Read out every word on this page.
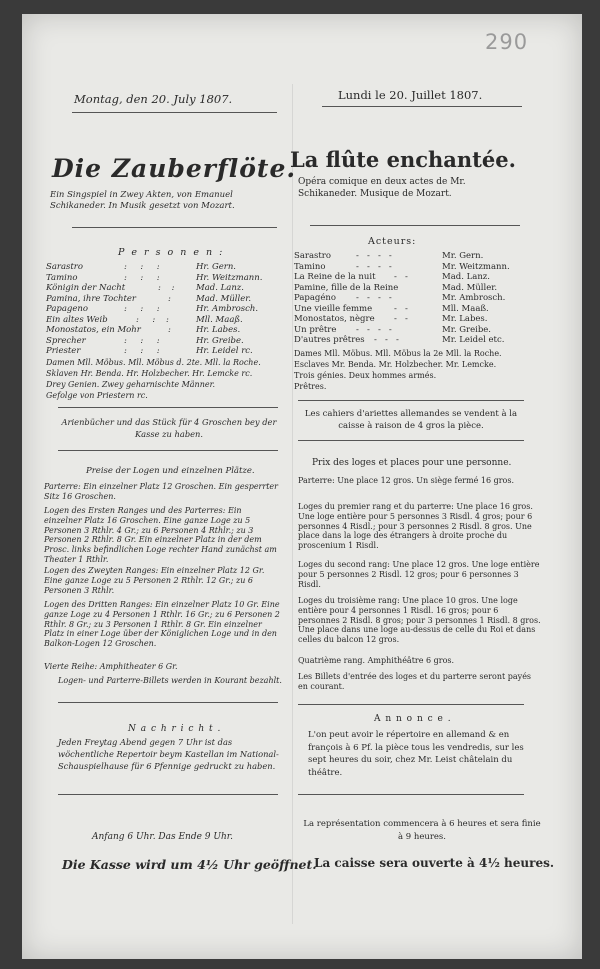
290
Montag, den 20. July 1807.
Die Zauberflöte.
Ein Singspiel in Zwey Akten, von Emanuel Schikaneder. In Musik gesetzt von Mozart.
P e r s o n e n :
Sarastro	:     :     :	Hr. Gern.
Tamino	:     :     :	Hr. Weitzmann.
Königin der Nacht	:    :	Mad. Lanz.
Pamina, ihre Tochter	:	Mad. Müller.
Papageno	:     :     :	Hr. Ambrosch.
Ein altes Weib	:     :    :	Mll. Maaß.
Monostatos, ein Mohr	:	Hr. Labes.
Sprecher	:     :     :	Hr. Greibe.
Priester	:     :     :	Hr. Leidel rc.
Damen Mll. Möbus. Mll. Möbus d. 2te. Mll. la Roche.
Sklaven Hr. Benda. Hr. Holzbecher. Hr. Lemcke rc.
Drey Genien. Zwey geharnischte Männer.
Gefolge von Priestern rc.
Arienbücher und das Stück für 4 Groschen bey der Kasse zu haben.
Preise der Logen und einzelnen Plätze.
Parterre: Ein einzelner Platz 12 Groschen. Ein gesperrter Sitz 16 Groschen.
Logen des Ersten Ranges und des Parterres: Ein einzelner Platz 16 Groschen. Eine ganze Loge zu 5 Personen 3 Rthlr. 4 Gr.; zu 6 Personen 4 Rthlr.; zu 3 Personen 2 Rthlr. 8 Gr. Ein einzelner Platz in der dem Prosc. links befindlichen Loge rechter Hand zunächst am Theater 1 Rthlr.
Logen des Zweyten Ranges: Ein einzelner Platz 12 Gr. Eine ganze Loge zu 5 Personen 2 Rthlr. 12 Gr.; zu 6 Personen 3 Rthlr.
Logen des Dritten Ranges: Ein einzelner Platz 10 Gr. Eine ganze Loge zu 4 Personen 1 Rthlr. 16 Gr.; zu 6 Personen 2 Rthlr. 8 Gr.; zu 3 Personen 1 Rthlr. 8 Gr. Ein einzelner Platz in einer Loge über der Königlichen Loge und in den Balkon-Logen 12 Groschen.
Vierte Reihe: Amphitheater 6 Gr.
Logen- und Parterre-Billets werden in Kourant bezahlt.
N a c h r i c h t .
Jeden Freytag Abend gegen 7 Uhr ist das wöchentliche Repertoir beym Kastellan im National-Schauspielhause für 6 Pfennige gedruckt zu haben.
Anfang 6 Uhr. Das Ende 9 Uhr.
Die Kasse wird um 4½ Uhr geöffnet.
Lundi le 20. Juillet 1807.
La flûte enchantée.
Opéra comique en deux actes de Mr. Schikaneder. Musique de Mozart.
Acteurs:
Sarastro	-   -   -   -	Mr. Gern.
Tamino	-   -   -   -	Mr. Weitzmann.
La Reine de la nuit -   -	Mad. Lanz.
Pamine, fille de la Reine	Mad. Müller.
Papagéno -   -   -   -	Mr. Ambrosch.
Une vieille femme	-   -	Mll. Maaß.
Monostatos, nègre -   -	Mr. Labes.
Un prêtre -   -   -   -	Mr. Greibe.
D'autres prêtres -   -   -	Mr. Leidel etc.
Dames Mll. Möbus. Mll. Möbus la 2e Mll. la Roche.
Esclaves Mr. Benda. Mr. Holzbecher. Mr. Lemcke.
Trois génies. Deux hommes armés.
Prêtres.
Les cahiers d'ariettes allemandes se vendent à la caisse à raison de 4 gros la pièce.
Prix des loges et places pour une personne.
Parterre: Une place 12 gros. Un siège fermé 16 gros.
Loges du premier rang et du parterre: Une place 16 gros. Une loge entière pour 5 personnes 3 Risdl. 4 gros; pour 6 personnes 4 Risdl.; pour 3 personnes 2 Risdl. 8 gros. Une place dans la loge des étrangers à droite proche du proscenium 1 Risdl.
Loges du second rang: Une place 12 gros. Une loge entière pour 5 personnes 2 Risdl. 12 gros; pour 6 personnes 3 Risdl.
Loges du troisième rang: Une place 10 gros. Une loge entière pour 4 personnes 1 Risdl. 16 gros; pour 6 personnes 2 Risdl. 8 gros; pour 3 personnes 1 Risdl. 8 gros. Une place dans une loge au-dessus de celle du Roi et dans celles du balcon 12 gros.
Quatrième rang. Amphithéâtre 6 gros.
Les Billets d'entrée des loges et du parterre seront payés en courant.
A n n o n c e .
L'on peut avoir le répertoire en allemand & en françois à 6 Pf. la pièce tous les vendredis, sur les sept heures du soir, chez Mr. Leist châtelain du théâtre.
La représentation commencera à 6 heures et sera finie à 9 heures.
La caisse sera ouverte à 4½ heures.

### Requirement
Extract every line of the data exactly; pictures stay out.

### Exercise result
Read out every word on this page.
290
Montag, den 20. July 1807.
Die Zauberflöte.
Ein Singspiel in Zwey Akten, von Emanuel Schikaneder. In Musik gesetzt von Mozart.
P e r s o n e n :
Sarastro	:     :     :	Hr. Gern.
Tamino	:     :     :	Hr. Weitzmann.
Königin der Nacht	:    :	Mad. Lanz.
Pamina, ihre Tochter	:	Mad. Müller.
Papageno	:     :     :	Hr. Ambrosch.
Ein altes Weib	:     :    :	Mll. Maaß.
Monostatos, ein Mohr	:	Hr. Labes.
Sprecher	:     :     :	Hr. Greibe.
Priester	:     :     :	Hr. Leidel rc.
Damen Mll. Möbus. Mll. Möbus d. 2te. Mll. la Roche.
Sklaven Hr. Benda. Hr. Holzbecher. Hr. Lemcke rc.
Drey Genien. Zwey geharnischte Männer.
Gefolge von Priestern rc.
Arienbücher und das Stück für 4 Groschen bey der Kasse zu haben.
Preise der Logen und einzelnen Plätze.
Parterre: Ein einzelner Platz 12 Groschen. Ein gesperrter Sitz 16 Groschen.
Logen des Ersten Ranges und des Parterres: Ein einzelner Platz 16 Groschen. Eine ganze Loge zu 5 Personen 3 Rthlr. 4 Gr.; zu 6 Personen 4 Rthlr.; zu 3 Personen 2 Rthlr. 8 Gr. Ein einzelner Platz in der dem Prosc. links befindlichen Loge rechter Hand zunächst am Theater 1 Rthlr.
Logen des Zweyten Ranges: Ein einzelner Platz 12 Gr. Eine ganze Loge zu 5 Personen 2 Rthlr. 12 Gr.; zu 6 Personen 3 Rthlr.
Logen des Dritten Ranges: Ein einzelner Platz 10 Gr. Eine ganze Loge zu 4 Personen 1 Rthlr. 16 Gr.; zu 6 Personen 2 Rthlr. 8 Gr.; zu 3 Personen 1 Rthlr. 8 Gr. Ein einzelner Platz in einer Loge über der Königlichen Loge und in den Balkon-Logen 12 Groschen.
Vierte Reihe: Amphitheater 6 Gr.
Logen- und Parterre-Billets werden in Kourant bezahlt.
N a c h r i c h t .
Jeden Freytag Abend gegen 7 Uhr ist das wöchentliche Repertoir beym Kastellan im National-Schauspielhause für 6 Pfennige gedruckt zu haben.
Anfang 6 Uhr. Das Ende 9 Uhr.
Die Kasse wird um 4½ Uhr geöffnet.
Lundi le 20. Juillet 1807.
La flûte enchantée.
Opéra comique en deux actes de Mr. Schikaneder. Musique de Mozart.
Acteurs:
Sarastro	-   -   -   -	Mr. Gern.
Tamino	-   -   -   -	Mr. Weitzmann.
La Reine de la nuit -   -	Mad. Lanz.
Pamine, fille de la Reine	Mad. Müller.
Papagéno -   -   -   -	Mr. Ambrosch.
Une vieille femme	-   -	Mll. Maaß.
Monostatos, nègre -   -	Mr. Labes.
Un prêtre -   -   -   -	Mr. Greibe.
D'autres prêtres -   -   -	Mr. Leidel etc.
Dames Mll. Möbus. Mll. Möbus la 2e Mll. la Roche.
Esclaves Mr. Benda. Mr. Holzbecher. Mr. Lemcke.
Trois génies. Deux hommes armés.
Prêtres.
Les cahiers d'ariettes allemandes se vendent à la caisse à raison de 4 gros la pièce.
Prix des loges et places pour une personne.
Parterre: Une place 12 gros. Un siège fermé 16 gros.
Loges du premier rang et du parterre: Une place 16 gros. Une loge entière pour 5 personnes 3 Risdl. 4 gros; pour 6 personnes 4 Risdl.; pour 3 personnes 2 Risdl. 8 gros. Une place dans la loge des étrangers à droite proche du proscenium 1 Risdl.
Loges du second rang: Une place 12 gros. Une loge entière pour 5 personnes 2 Risdl. 12 gros; pour 6 personnes 3 Risdl.
Loges du troisième rang: Une place 10 gros. Une loge entière pour 4 personnes 1 Risdl. 16 gros; pour 6 personnes 2 Risdl. 8 gros; pour 3 personnes 1 Risdl. 8 gros. Une place dans une loge au-dessus de celle du Roi et dans celles du balcon 12 gros.
Quatrième rang. Amphithéâtre 6 gros.
Les Billets d'entrée des loges et du parterre seront payés en courant.
A n n o n c e .
L'on peut avoir le répertoire en allemand & en françois à 6 Pf. la pièce tous les vendredis, sur les sept heures du soir, chez Mr. Leist châtelain du théâtre.
La représentation commencera à 6 heures et sera finie à 9 heures.
La caisse sera ouverte à 4½ heures.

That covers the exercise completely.